Com base no comunicado da Federação Luterana Mundial, responda às perguntas a seguir:
1. Em que cidade e em que datas o Comitê Executivo se reuniu?
2. Segundo os dirigentes luteranos, quem "suporta a maior carga"?
3. A que a mensagem pastoral associa a crise?

TEXTO PARA ANÁLISE:
——
O Comitê Executivo da Federação Luterana Mundial (FLM), reunido na cidade de Helsinque de 24 a 26 de outubro, divulgou comunicado expressando comoção frente ao sofrimento, ao medo e à impotência vivenciados por pessoas e comunidades em decorrência da crise financeira mundial.

Integrado por dirigentes da igreja luterana de todo o mundo, o Comitê Executivo reivindicou uma análise das causas e das conseqüências da crise, denunciando a responsabilidade e a imediata prestação de contas por parte de governos, bancos, instituições financeiras, líderes empresariais e investidores.

Os dirigentes luteranos criticaram o fato de que bancos e instituições financeiras estejam sendo beneficiados através da aprovação de pacotes de resgate, enquanto a população pobre e vulnerável “suporta a maior carga”.

“É doloroso observar a rapidez com que recursos financeiros massivos são mobilizados para socorrer os mercados e as instituições neste momento de crise, enquanto uma fração desses recursos não pode ser direcionada para eliminar a pobreza extrema em todo o mundo”, advertem.

A mensagem da FLM recorda que as Sagradas Escrituras condenam, repetidas vezes, a idolatria da riqueza sem restrições e a cobiça, destacando que quando tudo começa a cair e falhar, o único em quem se pode confiar é Deus.

A mensagem dos luteranos exorta fiéis das igrejas a ficarem de pé e a se comprometerem através da fé, da solidariedade e da atenção com o povo mais afetado.

“Como pessoas de fé somos chamados a discernir o que Deus está nos dizendo em meio à crise para denunciar a injustiça e a irresponsabilidade, proclamar o projeto de Deus para a vida em comunidade e responder, compassivamente, às pessoas que vêem com profunda ansiedade suas vidas e seu futuro”, assinalam.

A mensagem pastoral associa a crise ao reflexo de um modelo insustentável em termos econômicos e ambientais, cujas conseqüências são catastróficas. Na avaliação dos dirigentes luteranos, as comunidades de fé devem constituir espaços nos quais se lute em nome da verdade para mostrar o que é preciso mudar.

Os luteranos convocam à união, a fim de reconstruir a confiança na comunidade e na criação de novas instituições e formas de governo que sejam sensíveis às reivindicações de justiça e, portanto, dignas de confiança.
——
LINHAS FORNECIDAS:
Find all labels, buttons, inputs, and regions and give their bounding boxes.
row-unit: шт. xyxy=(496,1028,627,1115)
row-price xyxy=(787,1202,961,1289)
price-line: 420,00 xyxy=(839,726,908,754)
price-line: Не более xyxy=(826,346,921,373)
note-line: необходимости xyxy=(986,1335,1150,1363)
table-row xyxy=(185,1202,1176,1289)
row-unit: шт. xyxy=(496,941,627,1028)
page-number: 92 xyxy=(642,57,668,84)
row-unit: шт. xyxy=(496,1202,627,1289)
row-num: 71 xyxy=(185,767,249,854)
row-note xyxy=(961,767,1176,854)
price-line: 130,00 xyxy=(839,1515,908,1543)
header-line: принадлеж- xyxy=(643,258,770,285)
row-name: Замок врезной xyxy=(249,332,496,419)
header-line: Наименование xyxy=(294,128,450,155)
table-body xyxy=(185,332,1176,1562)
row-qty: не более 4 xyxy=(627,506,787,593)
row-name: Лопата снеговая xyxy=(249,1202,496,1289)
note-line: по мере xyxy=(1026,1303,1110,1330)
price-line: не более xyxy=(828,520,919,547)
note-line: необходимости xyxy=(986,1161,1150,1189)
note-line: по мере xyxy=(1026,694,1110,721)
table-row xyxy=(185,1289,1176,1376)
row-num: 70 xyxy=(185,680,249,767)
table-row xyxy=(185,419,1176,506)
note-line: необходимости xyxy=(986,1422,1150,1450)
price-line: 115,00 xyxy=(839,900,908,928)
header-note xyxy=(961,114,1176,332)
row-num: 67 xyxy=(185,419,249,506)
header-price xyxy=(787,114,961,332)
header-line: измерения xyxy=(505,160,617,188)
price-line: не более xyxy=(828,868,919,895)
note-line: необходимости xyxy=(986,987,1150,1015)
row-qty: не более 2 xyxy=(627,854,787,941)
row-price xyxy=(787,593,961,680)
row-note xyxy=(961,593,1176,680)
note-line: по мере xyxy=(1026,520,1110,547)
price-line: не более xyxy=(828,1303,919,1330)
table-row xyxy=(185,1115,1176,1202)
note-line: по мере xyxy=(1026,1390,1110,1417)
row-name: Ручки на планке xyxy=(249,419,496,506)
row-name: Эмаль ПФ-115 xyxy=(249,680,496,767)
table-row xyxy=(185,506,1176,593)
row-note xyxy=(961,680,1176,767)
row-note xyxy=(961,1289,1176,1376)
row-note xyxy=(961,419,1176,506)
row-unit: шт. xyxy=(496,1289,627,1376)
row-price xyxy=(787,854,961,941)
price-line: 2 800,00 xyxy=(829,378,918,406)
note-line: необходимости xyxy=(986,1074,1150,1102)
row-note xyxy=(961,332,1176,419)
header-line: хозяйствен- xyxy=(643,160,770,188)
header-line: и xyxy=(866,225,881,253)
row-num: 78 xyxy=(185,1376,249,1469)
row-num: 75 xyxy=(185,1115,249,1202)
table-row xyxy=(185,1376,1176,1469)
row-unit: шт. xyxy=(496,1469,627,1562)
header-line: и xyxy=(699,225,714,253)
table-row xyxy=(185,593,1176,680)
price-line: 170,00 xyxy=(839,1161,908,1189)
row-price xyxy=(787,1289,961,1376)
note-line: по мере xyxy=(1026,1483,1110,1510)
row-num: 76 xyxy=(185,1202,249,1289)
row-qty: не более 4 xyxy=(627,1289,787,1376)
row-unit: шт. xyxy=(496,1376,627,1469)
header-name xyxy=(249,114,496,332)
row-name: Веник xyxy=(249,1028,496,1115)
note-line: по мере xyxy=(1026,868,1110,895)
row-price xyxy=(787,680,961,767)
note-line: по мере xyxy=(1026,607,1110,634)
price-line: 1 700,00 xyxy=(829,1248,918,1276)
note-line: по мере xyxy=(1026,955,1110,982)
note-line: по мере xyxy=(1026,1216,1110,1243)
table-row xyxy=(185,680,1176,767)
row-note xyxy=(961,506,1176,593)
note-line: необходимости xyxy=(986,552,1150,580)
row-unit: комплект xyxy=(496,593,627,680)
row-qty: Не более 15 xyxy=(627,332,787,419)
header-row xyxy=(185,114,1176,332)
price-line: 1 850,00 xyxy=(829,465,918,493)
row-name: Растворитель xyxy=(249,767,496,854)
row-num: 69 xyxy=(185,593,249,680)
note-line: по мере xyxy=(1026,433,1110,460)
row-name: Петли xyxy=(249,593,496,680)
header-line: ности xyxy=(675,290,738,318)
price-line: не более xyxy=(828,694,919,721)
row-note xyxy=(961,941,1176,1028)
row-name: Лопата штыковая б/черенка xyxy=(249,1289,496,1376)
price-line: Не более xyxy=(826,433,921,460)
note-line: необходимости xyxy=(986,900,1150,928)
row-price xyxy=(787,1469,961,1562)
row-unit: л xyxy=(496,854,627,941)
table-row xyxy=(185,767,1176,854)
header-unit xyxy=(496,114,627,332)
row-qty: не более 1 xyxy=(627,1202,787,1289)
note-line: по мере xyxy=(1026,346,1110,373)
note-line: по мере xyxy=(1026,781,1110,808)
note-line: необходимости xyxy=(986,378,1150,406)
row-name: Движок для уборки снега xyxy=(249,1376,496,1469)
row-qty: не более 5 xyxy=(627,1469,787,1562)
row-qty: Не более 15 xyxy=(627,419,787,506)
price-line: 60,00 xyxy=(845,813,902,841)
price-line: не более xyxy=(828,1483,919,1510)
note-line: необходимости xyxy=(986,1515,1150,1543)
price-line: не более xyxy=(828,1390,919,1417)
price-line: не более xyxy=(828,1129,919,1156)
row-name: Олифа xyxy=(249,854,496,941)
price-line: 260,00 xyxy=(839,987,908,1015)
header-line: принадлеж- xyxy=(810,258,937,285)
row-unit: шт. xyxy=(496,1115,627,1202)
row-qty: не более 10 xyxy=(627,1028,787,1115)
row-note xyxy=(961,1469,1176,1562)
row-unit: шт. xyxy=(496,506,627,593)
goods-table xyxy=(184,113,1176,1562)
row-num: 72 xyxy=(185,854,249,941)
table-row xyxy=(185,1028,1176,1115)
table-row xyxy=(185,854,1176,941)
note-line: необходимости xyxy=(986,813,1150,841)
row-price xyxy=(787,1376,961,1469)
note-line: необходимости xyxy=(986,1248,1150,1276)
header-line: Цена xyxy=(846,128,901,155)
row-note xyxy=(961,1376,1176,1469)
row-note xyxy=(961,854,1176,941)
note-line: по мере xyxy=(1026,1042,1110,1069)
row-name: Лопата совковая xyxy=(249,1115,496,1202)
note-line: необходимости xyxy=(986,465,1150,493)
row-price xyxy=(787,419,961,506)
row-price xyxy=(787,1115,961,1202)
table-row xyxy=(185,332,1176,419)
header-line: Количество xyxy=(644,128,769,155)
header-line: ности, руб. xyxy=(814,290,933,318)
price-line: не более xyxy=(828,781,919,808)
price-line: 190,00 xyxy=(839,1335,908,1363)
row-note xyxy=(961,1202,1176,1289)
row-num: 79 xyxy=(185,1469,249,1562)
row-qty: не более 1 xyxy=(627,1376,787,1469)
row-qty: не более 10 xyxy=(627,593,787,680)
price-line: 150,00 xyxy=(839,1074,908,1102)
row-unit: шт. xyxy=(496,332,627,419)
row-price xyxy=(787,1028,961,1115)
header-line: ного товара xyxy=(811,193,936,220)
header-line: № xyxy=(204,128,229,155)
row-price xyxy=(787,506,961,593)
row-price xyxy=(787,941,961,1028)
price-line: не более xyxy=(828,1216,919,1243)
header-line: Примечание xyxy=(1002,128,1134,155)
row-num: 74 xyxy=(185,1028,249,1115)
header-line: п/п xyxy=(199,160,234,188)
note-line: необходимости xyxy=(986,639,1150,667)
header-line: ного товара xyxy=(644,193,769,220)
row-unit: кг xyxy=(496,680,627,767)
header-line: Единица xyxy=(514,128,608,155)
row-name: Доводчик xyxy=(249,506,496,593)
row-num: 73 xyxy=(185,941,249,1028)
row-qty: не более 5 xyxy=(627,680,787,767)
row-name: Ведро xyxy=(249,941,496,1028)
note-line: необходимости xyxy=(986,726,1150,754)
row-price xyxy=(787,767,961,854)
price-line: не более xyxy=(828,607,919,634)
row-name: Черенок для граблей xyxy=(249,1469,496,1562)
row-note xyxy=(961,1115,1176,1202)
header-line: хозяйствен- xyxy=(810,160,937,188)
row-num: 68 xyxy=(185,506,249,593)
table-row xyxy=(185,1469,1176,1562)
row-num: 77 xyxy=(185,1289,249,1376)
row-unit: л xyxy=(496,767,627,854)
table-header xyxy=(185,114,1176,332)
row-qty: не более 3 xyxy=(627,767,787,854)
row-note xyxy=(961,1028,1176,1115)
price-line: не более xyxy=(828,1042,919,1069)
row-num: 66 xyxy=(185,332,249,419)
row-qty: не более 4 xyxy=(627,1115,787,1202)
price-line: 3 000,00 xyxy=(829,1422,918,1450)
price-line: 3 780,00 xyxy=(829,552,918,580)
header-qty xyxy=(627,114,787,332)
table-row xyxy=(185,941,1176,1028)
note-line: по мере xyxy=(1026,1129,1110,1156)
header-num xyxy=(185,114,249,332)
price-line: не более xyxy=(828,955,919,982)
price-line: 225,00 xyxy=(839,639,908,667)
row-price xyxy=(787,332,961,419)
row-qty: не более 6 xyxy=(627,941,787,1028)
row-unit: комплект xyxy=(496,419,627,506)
——
SUA RESPOSTA:
1. Em Helsinque, de 24 a 26 de outubro.
2. A população pobre e vulnerável.
3. Ao reflexo de um modelo insustentável em termos econômicos e ambientais, cujas consequências são catastróficas.